Source data.

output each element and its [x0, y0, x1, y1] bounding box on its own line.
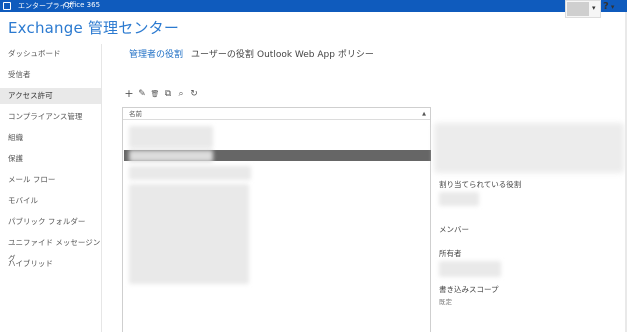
- nav-item-public-folders[interactable]: パブリック フォルダー: [0, 214, 101, 230]
- nav-item-mobile[interactable]: モバイル: [0, 193, 101, 209]
- members-label: メンバー: [439, 225, 469, 234]
- list-item[interactable]: [129, 184, 249, 284]
- list-item[interactable]: [129, 166, 251, 180]
- tab-user-roles[interactable]: ユーザーの役割: [191, 47, 254, 60]
- nav-item-organization[interactable]: 組織: [0, 130, 101, 146]
- details-pane: 割り当てられている役割 メンバー 所有者 書き込みスコープ 既定: [432, 107, 627, 332]
- search-icon[interactable]: ⌕: [176, 89, 186, 99]
- delete-icon[interactable]: 🗑: [150, 89, 160, 99]
- add-icon[interactable]: +: [124, 88, 134, 99]
- owner-value: [439, 261, 501, 277]
- nav-item-mail-flow[interactable]: メール フロー: [0, 172, 101, 188]
- app-title: Exchange 管理センター: [8, 19, 180, 37]
- nav-item-permissions[interactable]: アクセス許可: [0, 88, 101, 104]
- chevron-down-icon: ▾: [610, 3, 615, 11]
- nav-item-hybrid[interactable]: ハイブリッド: [0, 256, 101, 272]
- avatar: [567, 2, 589, 16]
- suite-name[interactable]: Office 365: [64, 1, 100, 9]
- write-scope-label: 書き込みスコープ: [439, 285, 499, 294]
- column-name-header[interactable]: 名前: [129, 110, 142, 118]
- owner-label: 所有者: [439, 249, 462, 258]
- left-nav: ダッシュボード 受信者 アクセス許可 コンプライアンス管理 組織 保護 メール …: [0, 44, 102, 332]
- assigned-roles-label: 割り当てられている役割: [439, 180, 522, 189]
- copy-icon[interactable]: ⧉: [163, 89, 173, 99]
- list-header[interactable]: 名前 ▲: [123, 108, 430, 120]
- edit-icon[interactable]: ✎: [137, 89, 147, 99]
- assigned-roles-value: [439, 192, 479, 206]
- chevron-down-icon: ▾: [592, 4, 596, 12]
- tab-admin-roles[interactable]: 管理者の役割: [129, 47, 183, 60]
- tab-owa-policies[interactable]: Outlook Web App ポリシー: [257, 47, 374, 60]
- help-icon: ?: [603, 1, 609, 12]
- refresh-icon[interactable]: ↻: [189, 89, 199, 99]
- role-groups-list: 名前 ▲: [122, 107, 431, 332]
- office-logo-icon: [3, 2, 11, 10]
- role-group-name: [434, 123, 624, 173]
- nav-item-dashboard[interactable]: ダッシュボード: [0, 46, 101, 62]
- help-button[interactable]: ? ▾: [603, 1, 614, 12]
- sort-ascending-icon: ▲: [422, 111, 426, 117]
- user-menu[interactable]: ▾: [565, 0, 601, 18]
- nav-item-compliance[interactable]: コンプライアンス管理: [0, 109, 101, 125]
- write-scope-value: 既定: [439, 298, 452, 306]
- nav-item-unified-messaging[interactable]: ユニファイド メッセージング: [0, 235, 101, 263]
- list-item[interactable]: [129, 126, 213, 148]
- list-item[interactable]: [129, 150, 213, 162]
- nav-item-protection[interactable]: 保護: [0, 151, 101, 167]
- office365-top-bar: エンタープライズ Office 365: [0, 0, 627, 12]
- nav-item-recipients[interactable]: 受信者: [0, 67, 101, 83]
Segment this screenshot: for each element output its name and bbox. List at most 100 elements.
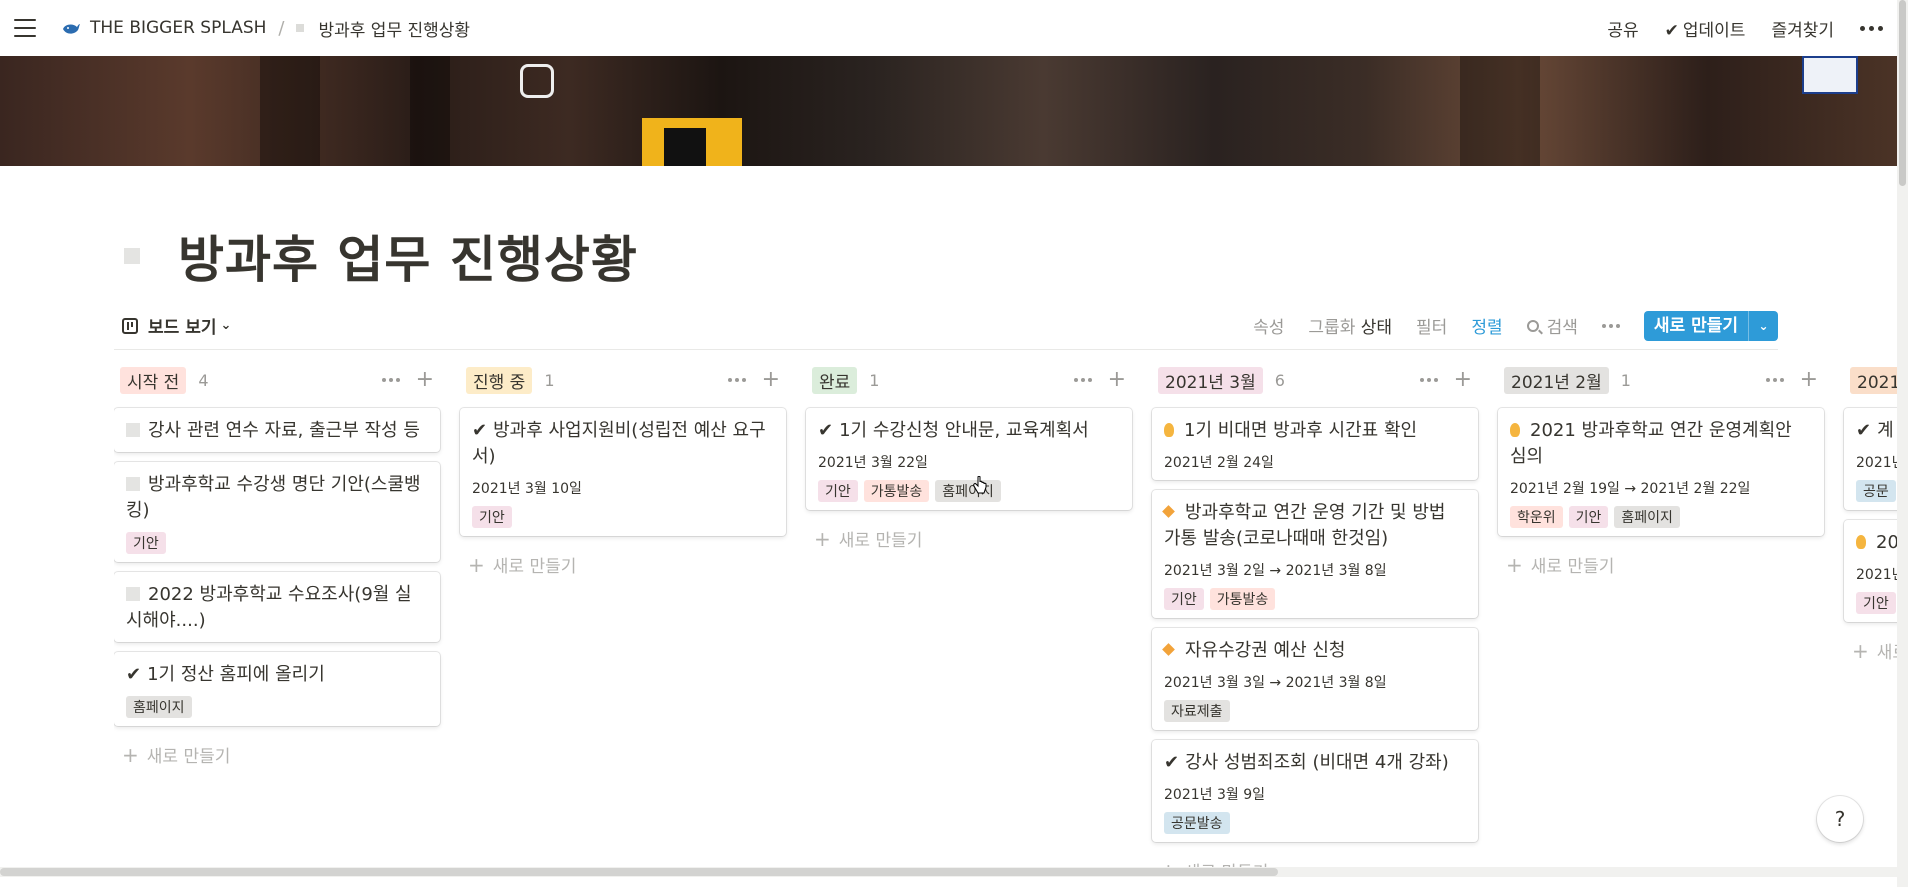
- card-title-row: 20: [1856, 530, 1897, 556]
- lightbulb-icon: [1510, 423, 1520, 437]
- card-tag: 학운위: [1510, 506, 1563, 528]
- column-status-tag[interactable]: 2021년 3월: [1158, 366, 1263, 394]
- column-more-icon[interactable]: [727, 378, 746, 382]
- whale-icon: [63, 24, 80, 34]
- page-icon: [126, 423, 140, 437]
- filter-button[interactable]: 필터: [1416, 313, 1447, 338]
- card-title-row: 방과후학교 연간 운영 기간 및 방법 가통 발송(코로나때매 한것임): [1162, 500, 1466, 552]
- card-date: 2021년: [1856, 567, 1897, 583]
- breadcrumb-workspace[interactable]: THE BIGGER SPLASH: [90, 18, 266, 38]
- card-title-row: ✔ 방과후 사업지원비(성립전 예산 요구서): [472, 418, 774, 470]
- column-status-tag[interactable]: 진행 중: [466, 366, 533, 394]
- search-label: 검색: [1546, 318, 1578, 338]
- check-icon: ✔: [472, 420, 488, 441]
- board-card[interactable]: 강사 관련 연수 자료, 출근부 작성 등: [114, 408, 440, 452]
- column-more-icon[interactable]: [1073, 378, 1092, 382]
- board-column: 2021년 3월 6 +1기 비대면 방과후 시간표 확인 2021년 2월 24일 방…: [1152, 362, 1478, 867]
- cover-image: [0, 56, 1897, 166]
- card-tag: 홈페이지: [126, 696, 192, 718]
- page-icon: [126, 477, 140, 491]
- board-card[interactable]: 방과후학교 수강생 명단 기안(스쿨뱅킹) 기안: [114, 462, 440, 562]
- card-date: 2021년: [1856, 455, 1897, 471]
- board-card[interactable]: 2021 방과후학교 연간 운영계획안 심의 2021년 2월 19일 → 202…: [1498, 408, 1824, 536]
- card-title: 자유수강권 예산 신청: [1185, 640, 1346, 661]
- favorite-button[interactable]: 즐겨찾기: [1771, 16, 1834, 41]
- horizontal-scrollbar[interactable]: [0, 867, 1897, 877]
- column-add-icon[interactable]: +: [1800, 369, 1818, 391]
- board-card[interactable]: ✔ 강사 성범죄조회 (비대면 4개 강좌) 2021년 3월 9일공문발송: [1152, 740, 1478, 842]
- group-by-value: 상태: [1360, 318, 1393, 338]
- check-icon: ✔: [1164, 752, 1180, 773]
- card-tag: 홈페이지: [935, 480, 1001, 502]
- properties-button[interactable]: 속성: [1253, 313, 1284, 338]
- column-status-tag[interactable]: 시작 전: [120, 366, 187, 394]
- column-status-tag[interactable]: 2021년: [1850, 366, 1897, 394]
- card-tag: 기안: [1856, 592, 1896, 614]
- card-tag: 홈페이지: [1614, 506, 1680, 528]
- card-tag: 공문: [1856, 480, 1896, 502]
- new-item-button[interactable]: 새로 만들기 ⌄: [1643, 310, 1778, 341]
- add-card-button[interactable]: +새로 만들기: [806, 522, 1132, 555]
- add-card-button[interactable]: +새로 만들기: [114, 738, 440, 771]
- check-icon: ✔: [1664, 20, 1679, 41]
- share-button[interactable]: 공유: [1607, 16, 1638, 41]
- vertical-scrollbar[interactable]: [1897, 0, 1908, 887]
- more-options-icon[interactable]: [1860, 25, 1883, 31]
- view-switcher[interactable]: 보드 보기 ⌄: [122, 313, 231, 338]
- new-item-label[interactable]: 새로 만들기: [1644, 311, 1748, 341]
- column-status-tag[interactable]: 2021년 2월: [1504, 366, 1609, 394]
- view-toolbar: 보드 보기 ⌄ 속성 그룹화 상태 필터 정렬 검색 새로 만들기 ⌄: [114, 302, 1778, 350]
- board-card[interactable]: 2022 방과후학교 수요조사(9월 실시해야....): [114, 572, 440, 642]
- board-card[interactable]: 방과후학교 연간 운영 기간 및 방법 가통 발송(코로나때매 한것임) 2021…: [1152, 490, 1478, 618]
- board-card[interactable]: 1기 비대면 방과후 시간표 확인 2021년 2월 24일: [1152, 408, 1478, 480]
- board-column: 시작 전 4 + 강사 관련 연수 자료, 출근부 작성 등 방과후학교 수강생 명단 …: [114, 362, 440, 771]
- column-add-icon[interactable]: +: [1108, 369, 1126, 391]
- lightbulb-icon: [1856, 535, 1866, 549]
- menu-icon[interactable]: [14, 19, 36, 37]
- card-title: 강사 성범죄조회 (비대면 4개 강좌): [1185, 752, 1449, 773]
- board-card[interactable]: 자유수강권 예산 신청 2021년 3월 3일 → 2021년 3월 8일 자료제출: [1152, 628, 1478, 730]
- search-icon: [1526, 319, 1539, 332]
- add-card-button[interactable]: +새로 만들기: [1844, 634, 1897, 667]
- card-date: 2021년 2월 19일 → 2021년 2월 22일: [1510, 481, 1751, 497]
- column-more-icon[interactable]: [1765, 378, 1784, 382]
- horizontal-scroll-thumb[interactable]: [0, 868, 1278, 876]
- add-card-button[interactable]: +새로 만들기: [1152, 854, 1478, 868]
- board-card[interactable]: ✔ 1기 정산 홈피에 올리기 홈페이지: [114, 652, 440, 726]
- column-more-icon[interactable]: [1419, 378, 1438, 382]
- search-button[interactable]: 검색: [1526, 313, 1578, 338]
- card-tag: 기안: [1164, 588, 1204, 610]
- hand-cursor-icon: [973, 476, 987, 494]
- column-status-tag[interactable]: 완료: [812, 366, 858, 394]
- column-add-icon[interactable]: +: [762, 369, 780, 391]
- card-date: 2021년 3월 9일: [1164, 787, 1265, 803]
- page-icon[interactable]: [124, 248, 140, 264]
- card-tags: 기안 가통발송 홈페이지: [818, 480, 1120, 502]
- view-more-icon[interactable]: [1601, 323, 1620, 328]
- updates-button[interactable]: ✔ 업데이트: [1665, 16, 1746, 41]
- add-card-button[interactable]: +새로 만들기: [460, 548, 786, 581]
- board-card[interactable]: ✔ 1기 수강신청 안내문, 교육계획서 2021년 3월 22일 기안 가통발송 홈페이…: [806, 408, 1132, 510]
- group-by-button[interactable]: 그룹화 상태: [1308, 313, 1392, 338]
- help-button[interactable]: ?: [1817, 796, 1863, 842]
- add-card-label: 새로 만들기: [838, 531, 923, 551]
- sort-button[interactable]: 정렬: [1471, 313, 1502, 338]
- column-add-icon[interactable]: +: [416, 369, 434, 391]
- card-tags: 자료제출: [1164, 700, 1466, 722]
- card-tag: 공문발송: [1164, 812, 1230, 834]
- column-add-icon[interactable]: +: [1454, 369, 1472, 391]
- card-date: 2021년 3월 2일 → 2021년 3월 8일: [1164, 563, 1387, 579]
- column-count: 1: [869, 370, 880, 390]
- new-item-dropdown-icon[interactable]: ⌄: [1748, 310, 1778, 341]
- vertical-scroll-thumb[interactable]: [1899, 0, 1906, 186]
- top-bar: THE BIGGER SPLASH / 방과후 업무 진행상황 공유 ✔ 업데이트…: [0, 0, 1897, 56]
- board-card[interactable]: ✔계 2021년공문: [1844, 408, 1897, 510]
- breadcrumb-page[interactable]: 방과후 업무 진행상황: [318, 16, 470, 41]
- page-title[interactable]: 방과후 업무 진행상황: [178, 220, 638, 292]
- board-card[interactable]: ✔ 방과후 사업지원비(성립전 예산 요구서) 2021년 3월 10일 기안: [460, 408, 786, 536]
- board-card[interactable]: 20 2021년기안: [1844, 520, 1897, 622]
- board-column: 진행 중 1 + ✔ 방과후 사업지원비(성립전 예산 요구서) 2021년 3월 10일…: [460, 362, 786, 581]
- add-card-label: 새로 만들기: [1530, 557, 1615, 577]
- column-more-icon[interactable]: [381, 378, 400, 382]
- add-card-button[interactable]: +새로 만들기: [1498, 548, 1824, 581]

The request. Reproduce the rows that begin at the line containing "- card-title-row: 20: [1856, 530, 1897, 556]" and end at the line containing "- card-date: 2021년: [1856, 567, 1897, 583]", renaming "card-title-row" to "card-heading-row" and leaving everything else unchanged.

Solved exercise.
- card-heading-row: 20: [1856, 530, 1897, 556]
- lightbulb-icon: [1510, 423, 1520, 437]
- card-tag: 학운위: [1510, 506, 1563, 528]
- column-status-tag[interactable]: 2021년 3월: [1158, 366, 1263, 394]
- column-more-icon[interactable]: [727, 378, 746, 382]
- whale-icon: [63, 24, 80, 34]
- page-icon: [126, 423, 140, 437]
- filter-button[interactable]: 필터: [1416, 313, 1447, 338]
- card-heading-row: 방과후학교 연간 운영 기간 및 방법 가통 발송(코로나때매 한것임): [1162, 500, 1466, 552]
- card-date: 2021년: [1856, 567, 1897, 583]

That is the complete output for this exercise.